EXCERPT -
►

# Snagging



## sparkbr (May 28, 2009)

My new snagging hook


----------



## Jim (May 28, 2009)

What is that used for? We used to use big hooks like that to lift Stripers off the piers.


----------



## sparkbr (May 28, 2009)

That's about as good a guess as I've come up with. The company I use for my netting supplies (memphis net) had it listed. I think it said it was a 24/0. I had to get it just to see. lol. I think if I tried snagging with it, I'd need to drag it behund the boat. my luck, I'd hook a tree or something and rip my transom off. lol.


----------



## Loggerhead Mike (May 28, 2009)

thats pretty cool. make for good decoration if you cant find anything to use it for


----------



## Brine (May 28, 2009)

We use those in one of the lakes down here on a carolina rig with a cinder block as a weight and a beef brisket as bait for big flatheads..... :---)


----------



## Nickk (May 28, 2009)

:shock: 

you should get another one and then take a log and make a giant crankbait....start whiddlin'!


----------



## Andy (May 28, 2009)

Is that a snag hook or a grappling hook for when you're practicing your ninja skills...??

:lol:


----------



## mr.fish (May 29, 2009)

I need one of them to catch and remove all the scum that has taken over my brothers pond this year. #-o


----------



## Andy (May 30, 2009)

mr.fish said:


> I need one of them to catch and remove all the scum that has taken over my brothers pond this year. #-o



You can use an old minnow sein. Tie on some longer strings and skim the scum out. That is if it's the floating kind of scum, and the pond isn't real big.


----------



## stinkynathan (May 31, 2009)

I've never done this (except accidentally), but people around here on the Missouri get special tags to snag paddle fish. I assume they use a pretty big treble, but I'm not sure if it would be that big.

I actually snagged one on my first drop-shot rig cast a month or so ago. Well, I snagged a clump of braided line that was snagged on the paddle. That thing pulled my boat around for 15 minutes before it was tired out enough that I could hand-pull the braid line in to cut him free. Probably would have been five feet long if I could have measured it.

The joys of fishing on the big water..... :roll:


----------



## Zum (May 31, 2009)

Thats great that you got that braid out the water and off that beast.


----------



## Popeye (Jun 10, 2009)

Argh, That be for catchin' whales matey. Don' be lettin the Cap'n borrow it or ye won' be gettin' 'er back any time soon.


----------

◄

DATA PROVIDED -

►

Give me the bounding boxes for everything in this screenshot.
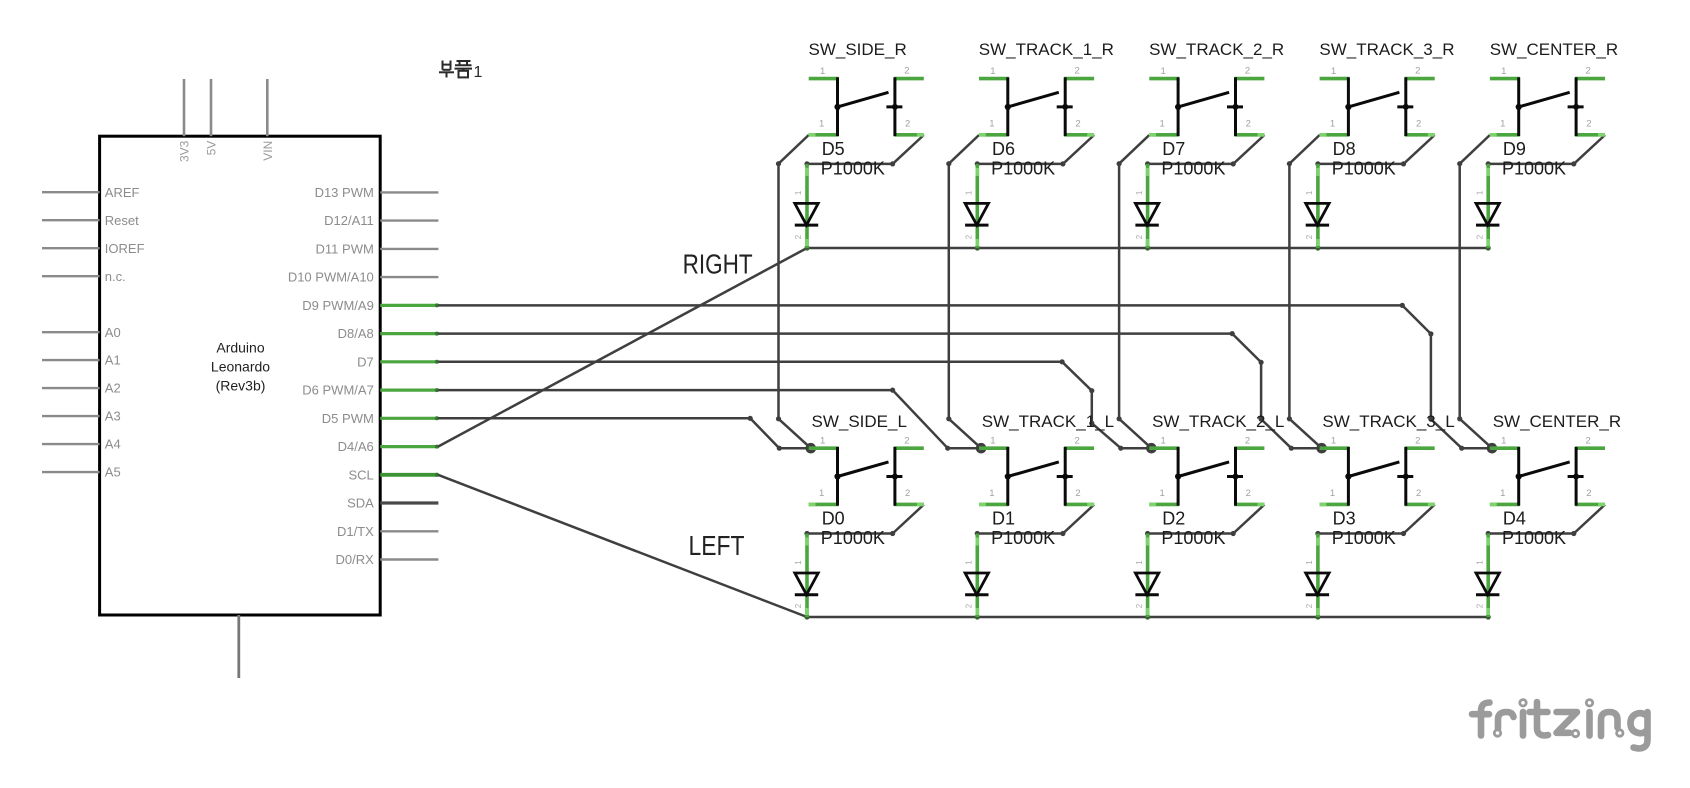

◄

BRIEF - Please revise the stretch of the snagging thread from "You can use" through "stinkynathan (May 31, 2009)" by putting "longer cords" in place of "longer strings".

THE RESULT -
You can use an old minnow sein. Tie on some longer cords and skim the scum out. That is if it's the floating kind of scum, and the pond isn't real big.


----------



## stinkynathan (May 31, 2009)